TASK TO COMPLETE → Go through the lines below. Copy those with "Cambios".

[Records from a dataset]
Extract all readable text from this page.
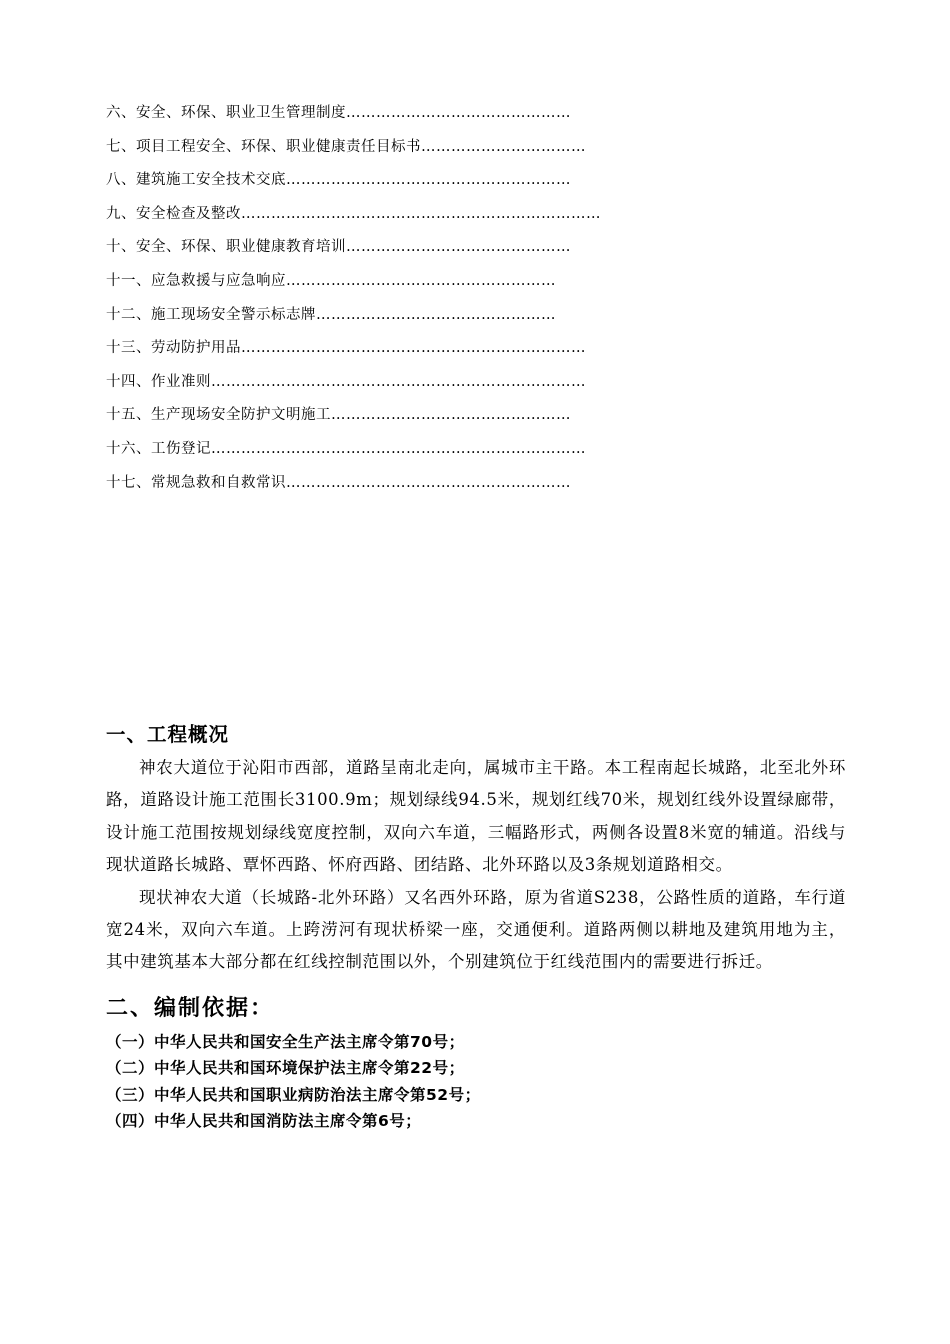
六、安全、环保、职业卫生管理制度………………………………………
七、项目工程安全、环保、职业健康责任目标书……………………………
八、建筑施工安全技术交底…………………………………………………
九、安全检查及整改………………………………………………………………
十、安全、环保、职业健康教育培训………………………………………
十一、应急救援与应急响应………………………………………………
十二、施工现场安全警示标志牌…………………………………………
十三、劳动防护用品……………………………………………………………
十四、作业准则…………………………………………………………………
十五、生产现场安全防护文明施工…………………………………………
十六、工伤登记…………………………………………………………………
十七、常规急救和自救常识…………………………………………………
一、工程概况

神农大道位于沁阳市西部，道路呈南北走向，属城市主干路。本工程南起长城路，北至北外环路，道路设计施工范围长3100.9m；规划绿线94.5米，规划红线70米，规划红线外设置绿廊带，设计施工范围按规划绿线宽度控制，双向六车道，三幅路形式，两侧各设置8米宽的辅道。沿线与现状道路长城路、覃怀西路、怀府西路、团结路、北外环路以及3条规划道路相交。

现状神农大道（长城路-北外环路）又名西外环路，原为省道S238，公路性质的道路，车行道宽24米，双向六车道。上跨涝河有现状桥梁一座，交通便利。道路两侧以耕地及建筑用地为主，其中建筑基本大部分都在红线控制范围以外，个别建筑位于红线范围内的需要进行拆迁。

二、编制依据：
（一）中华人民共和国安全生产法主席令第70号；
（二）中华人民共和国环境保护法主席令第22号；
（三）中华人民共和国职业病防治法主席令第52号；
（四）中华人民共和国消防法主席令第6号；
==
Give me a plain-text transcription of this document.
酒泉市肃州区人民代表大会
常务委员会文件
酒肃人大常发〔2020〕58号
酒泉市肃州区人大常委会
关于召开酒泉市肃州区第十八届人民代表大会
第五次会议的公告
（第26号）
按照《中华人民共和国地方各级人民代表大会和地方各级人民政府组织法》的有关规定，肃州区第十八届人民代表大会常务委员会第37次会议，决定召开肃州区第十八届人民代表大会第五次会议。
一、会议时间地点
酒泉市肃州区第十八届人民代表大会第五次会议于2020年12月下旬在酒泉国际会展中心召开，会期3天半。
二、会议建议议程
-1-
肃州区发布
...
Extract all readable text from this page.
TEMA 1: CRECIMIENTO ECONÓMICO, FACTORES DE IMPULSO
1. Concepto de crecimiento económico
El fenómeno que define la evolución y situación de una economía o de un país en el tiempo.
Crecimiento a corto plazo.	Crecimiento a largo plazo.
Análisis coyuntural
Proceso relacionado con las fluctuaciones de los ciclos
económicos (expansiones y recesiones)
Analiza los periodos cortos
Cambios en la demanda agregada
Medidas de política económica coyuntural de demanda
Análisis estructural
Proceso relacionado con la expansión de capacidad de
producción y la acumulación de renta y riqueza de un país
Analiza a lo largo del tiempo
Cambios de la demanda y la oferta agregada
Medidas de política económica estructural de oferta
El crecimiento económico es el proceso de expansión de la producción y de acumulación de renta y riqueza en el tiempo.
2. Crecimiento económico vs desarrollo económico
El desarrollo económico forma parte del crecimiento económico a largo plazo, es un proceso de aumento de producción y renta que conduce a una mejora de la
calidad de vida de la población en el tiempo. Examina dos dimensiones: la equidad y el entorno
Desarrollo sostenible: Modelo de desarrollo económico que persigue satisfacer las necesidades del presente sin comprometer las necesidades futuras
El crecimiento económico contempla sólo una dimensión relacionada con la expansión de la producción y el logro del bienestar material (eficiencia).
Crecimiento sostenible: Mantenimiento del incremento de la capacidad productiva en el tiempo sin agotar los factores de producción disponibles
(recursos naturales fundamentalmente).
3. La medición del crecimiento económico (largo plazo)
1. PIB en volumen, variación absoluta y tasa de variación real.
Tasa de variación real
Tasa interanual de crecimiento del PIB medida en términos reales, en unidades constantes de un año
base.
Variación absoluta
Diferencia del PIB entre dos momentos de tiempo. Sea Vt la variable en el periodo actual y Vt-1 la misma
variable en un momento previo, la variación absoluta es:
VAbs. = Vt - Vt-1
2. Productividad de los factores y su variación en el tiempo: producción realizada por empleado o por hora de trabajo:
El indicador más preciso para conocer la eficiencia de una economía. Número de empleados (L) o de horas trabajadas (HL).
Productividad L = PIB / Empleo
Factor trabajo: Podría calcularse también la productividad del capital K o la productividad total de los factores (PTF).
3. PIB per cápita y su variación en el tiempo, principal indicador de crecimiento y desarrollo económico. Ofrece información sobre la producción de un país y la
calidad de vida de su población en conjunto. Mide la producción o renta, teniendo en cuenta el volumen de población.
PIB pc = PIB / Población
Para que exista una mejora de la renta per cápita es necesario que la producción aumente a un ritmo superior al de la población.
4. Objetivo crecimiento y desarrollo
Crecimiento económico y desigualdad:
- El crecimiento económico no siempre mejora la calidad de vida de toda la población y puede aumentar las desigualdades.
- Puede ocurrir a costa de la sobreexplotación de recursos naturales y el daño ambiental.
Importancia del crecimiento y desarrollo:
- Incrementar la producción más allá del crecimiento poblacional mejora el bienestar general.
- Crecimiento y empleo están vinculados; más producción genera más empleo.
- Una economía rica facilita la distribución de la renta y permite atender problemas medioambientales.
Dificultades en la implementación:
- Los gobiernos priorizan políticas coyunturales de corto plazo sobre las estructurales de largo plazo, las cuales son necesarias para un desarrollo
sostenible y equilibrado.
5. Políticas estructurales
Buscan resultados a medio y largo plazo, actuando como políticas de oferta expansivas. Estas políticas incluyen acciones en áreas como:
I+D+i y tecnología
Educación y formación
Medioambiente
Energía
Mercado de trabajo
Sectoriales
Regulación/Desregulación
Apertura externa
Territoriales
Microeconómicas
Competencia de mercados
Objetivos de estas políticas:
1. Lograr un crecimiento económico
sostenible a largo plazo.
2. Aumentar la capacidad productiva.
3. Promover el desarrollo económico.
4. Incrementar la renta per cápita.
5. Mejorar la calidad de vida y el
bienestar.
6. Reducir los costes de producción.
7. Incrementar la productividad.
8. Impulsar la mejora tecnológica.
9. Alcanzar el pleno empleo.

EXERCISE RESULT →
Cambios en la demanda agregada
Cambios de la demanda y la oferta agregada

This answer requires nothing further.